--- START OF DATA EXTRACT ---
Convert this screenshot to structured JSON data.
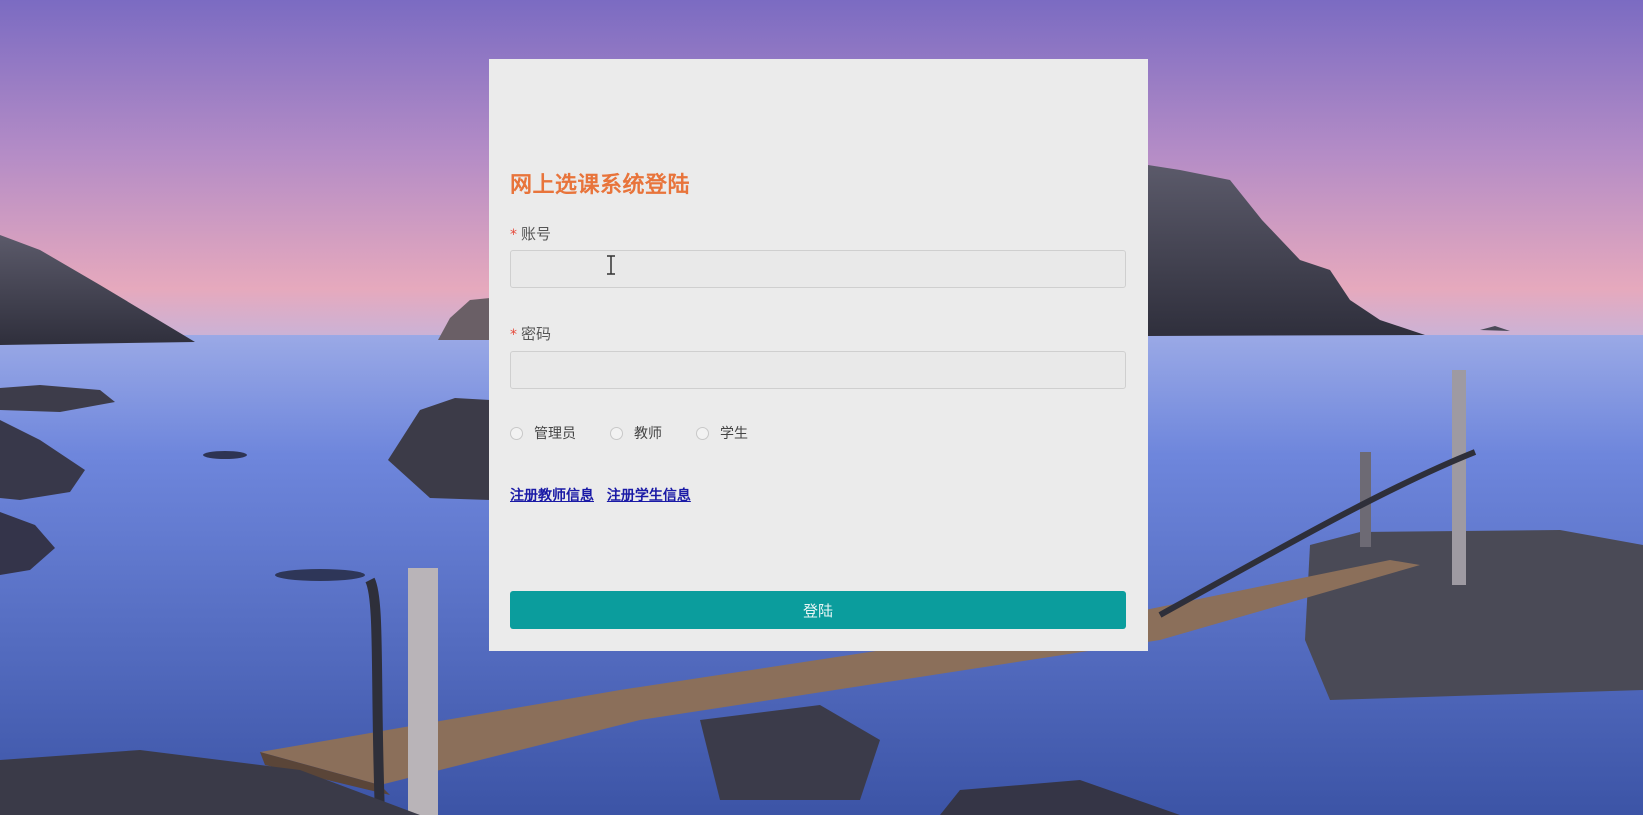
{
  "login": {
    "title": "网上选课系统登陆",
    "account_label": "账号",
    "password_label": "密码",
    "required_mark": "*",
    "account_value": "",
    "password_value": "",
    "roles": [
      "管理员",
      "教师",
      "学生"
    ],
    "links": {
      "register_teacher": "注册教师信息",
      "register_student": "注册学生信息"
    },
    "submit_label": "登陆"
  },
  "colors": {
    "title": "#e8743b",
    "submit_bg": "#0b9d9d",
    "link": "#1a1aa6",
    "card_bg": "#ebebeb"
  }
}
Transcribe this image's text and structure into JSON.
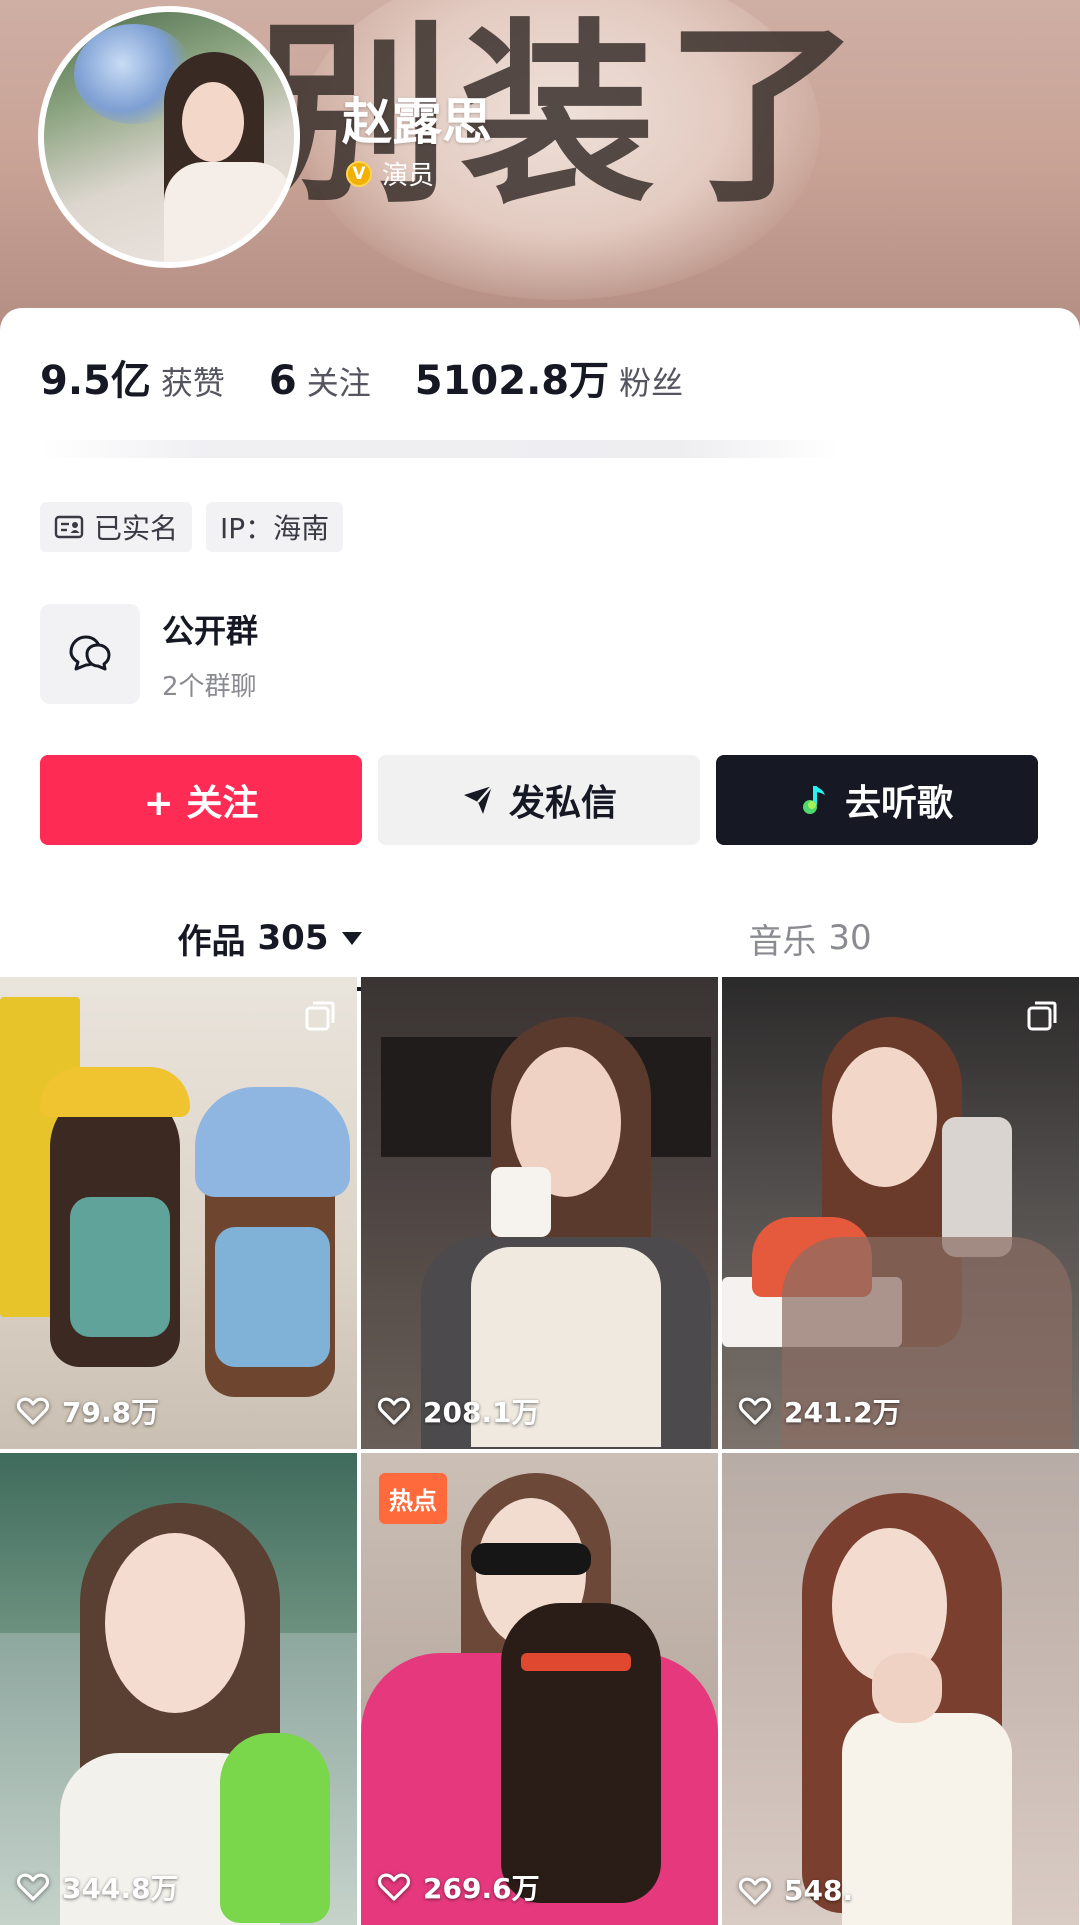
{
  "banner": {
    "text": "别装了"
  },
  "profile": {
    "name": "赵露思",
    "verify_badge": "V",
    "verify_label": "演员"
  },
  "stats": [
    {
      "value": "9.5亿",
      "label": "获赞"
    },
    {
      "value": "6",
      "label": "关注"
    },
    {
      "value": "5102.8万",
      "label": "粉丝"
    }
  ],
  "tags": [
    {
      "icon": "id-card-icon",
      "label": "已实名"
    },
    {
      "label": "IP：海南"
    }
  ],
  "group": {
    "icon": "chat-bubbles-icon",
    "title": "公开群",
    "subtitle": "2个群聊"
  },
  "actions": {
    "follow": "+ 关注",
    "message": "发私信",
    "music": "去听歌"
  },
  "tabs": {
    "works_label": "作品",
    "works_count": "305",
    "music_label": "音乐",
    "music_count": "30"
  },
  "videos": [
    {
      "likes": "79.8万",
      "multi": true
    },
    {
      "likes": "208.1万"
    },
    {
      "likes": "241.2万",
      "multi": true
    },
    {
      "likes": "344.8万"
    },
    {
      "likes": "269.6万",
      "badge": "热点"
    },
    {
      "likes": "548."
    }
  ],
  "colors": {
    "follow": "#fe2c55",
    "message_bg": "#f1f1f2",
    "music_bg": "#161823",
    "hot_badge": "#ff6a3d"
  }
}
--- END OF DATA EXTRACT ---
WHAT TO DO:
From the material above, reproduce everything verbatim except the pictures.

RESULT OF THIS TASK:
Convert this screenshot to structured JSON data.
{
  "login": {
    "title": "网上选课系统登陆",
    "account_label": "账号",
    "password_label": "密码",
    "required_mark": "*",
    "account_value": "",
    "password_value": "",
    "roles": [
      "管理员",
      "教师",
      "学生"
    ],
    "links": {
      "register_teacher": "注册教师信息",
      "register_student": "注册学生信息"
    },
    "submit_label": "登陆"
  },
  "colors": {
    "title": "#e8743b",
    "submit_bg": "#0b9d9d",
    "link": "#1a1aa6",
    "card_bg": "#ebebeb"
  }
}
Transcribe this image's text and structure into JSON.
{
  "banner": {
    "text": "别装了"
  },
  "profile": {
    "name": "赵露思",
    "verify_badge": "V",
    "verify_label": "演员"
  },
  "stats": [
    {
      "value": "9.5亿",
      "label": "获赞"
    },
    {
      "value": "6",
      "label": "关注"
    },
    {
      "value": "5102.8万",
      "label": "粉丝"
    }
  ],
  "tags": [
    {
      "icon": "id-card-icon",
      "label": "已实名"
    },
    {
      "label": "IP：海南"
    }
  ],
  "group": {
    "icon": "chat-bubbles-icon",
    "title": "公开群",
    "subtitle": "2个群聊"
  },
  "actions": {
    "follow": "+ 关注",
    "message": "发私信",
    "music": "去听歌"
  },
  "tabs": {
    "works_label": "作品",
    "works_count": "305",
    "music_label": "音乐",
    "music_count": "30"
  },
  "videos": [
    {
      "likes": "79.8万",
      "multi": true
    },
    {
      "likes": "208.1万"
    },
    {
      "likes": "241.2万",
      "multi": true
    },
    {
      "likes": "344.8万"
    },
    {
      "likes": "269.6万",
      "badge": "热点"
    },
    {
      "likes": "548."
    }
  ],
  "colors": {
    "follow": "#fe2c55",
    "message_bg": "#f1f1f2",
    "music_bg": "#161823",
    "hot_badge": "#ff6a3d"
  }
}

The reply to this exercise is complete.